═════ Data records ═════

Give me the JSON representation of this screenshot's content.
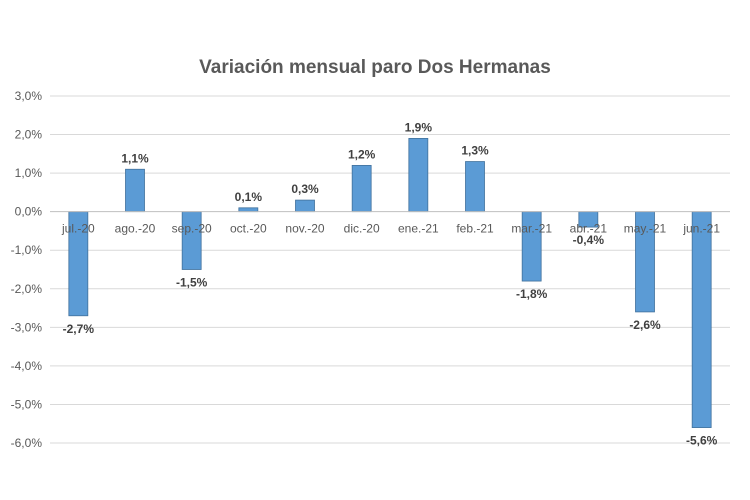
{
  "chart_data": {
    "type": "bar",
    "title": "Variación mensual paro Dos Hermanas",
    "xlabel": "",
    "ylabel": "",
    "categories": [
      "jul.-20",
      "ago.-20",
      "sep.-20",
      "oct.-20",
      "nov.-20",
      "dic.-20",
      "ene.-21",
      "feb.-21",
      "mar.-21",
      "abr.-21",
      "may.-21",
      "jun.-21"
    ],
    "values": [
      -2.7,
      1.1,
      -1.5,
      0.1,
      0.3,
      1.2,
      1.9,
      1.3,
      -1.8,
      -0.4,
      -2.6,
      -5.6
    ],
    "value_labels": [
      "-2,7%",
      "1,1%",
      "-1,5%",
      "0,1%",
      "0,3%",
      "1,2%",
      "1,9%",
      "1,3%",
      "-1,8%",
      "-0,4%",
      "-2,6%",
      "-5,6%"
    ],
    "ylim": [
      -6,
      3
    ],
    "yticks": [
      3,
      2,
      1,
      0,
      -1,
      -2,
      -3,
      -4,
      -5,
      -6
    ],
    "ytick_labels": [
      "3,0%",
      "2,0%",
      "1,0%",
      "0,0%",
      "-1,0%",
      "-2,0%",
      "-3,0%",
      "-4,0%",
      "-5,0%",
      "-6,0%"
    ],
    "grid": true,
    "legend": "none",
    "colors": {
      "bar_fill": "#5B9BD5",
      "bar_stroke": "#41719C",
      "grid": "#D9D9D9",
      "text": "#595959"
    }
  }
}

═════

▸ **Challenge**
Transcribe every record above exactly, leaving out the pictures.

▸ **Worked answer**
Give me the JSON representation of this screenshot's content.
{
  "chart_data": {
    "type": "bar",
    "title": "Variación mensual paro Dos Hermanas",
    "xlabel": "",
    "ylabel": "",
    "categories": [
      "jul.-20",
      "ago.-20",
      "sep.-20",
      "oct.-20",
      "nov.-20",
      "dic.-20",
      "ene.-21",
      "feb.-21",
      "mar.-21",
      "abr.-21",
      "may.-21",
      "jun.-21"
    ],
    "values": [
      -2.7,
      1.1,
      -1.5,
      0.1,
      0.3,
      1.2,
      1.9,
      1.3,
      -1.8,
      -0.4,
      -2.6,
      -5.6
    ],
    "value_labels": [
      "-2,7%",
      "1,1%",
      "-1,5%",
      "0,1%",
      "0,3%",
      "1,2%",
      "1,9%",
      "1,3%",
      "-1,8%",
      "-0,4%",
      "-2,6%",
      "-5,6%"
    ],
    "ylim": [
      -6,
      3
    ],
    "yticks": [
      3,
      2,
      1,
      0,
      -1,
      -2,
      -3,
      -4,
      -5,
      -6
    ],
    "ytick_labels": [
      "3,0%",
      "2,0%",
      "1,0%",
      "0,0%",
      "-1,0%",
      "-2,0%",
      "-3,0%",
      "-4,0%",
      "-5,0%",
      "-6,0%"
    ],
    "grid": true,
    "legend": "none",
    "colors": {
      "bar_fill": "#5B9BD5",
      "bar_stroke": "#41719C",
      "grid": "#D9D9D9",
      "text": "#595959"
    }
  }
}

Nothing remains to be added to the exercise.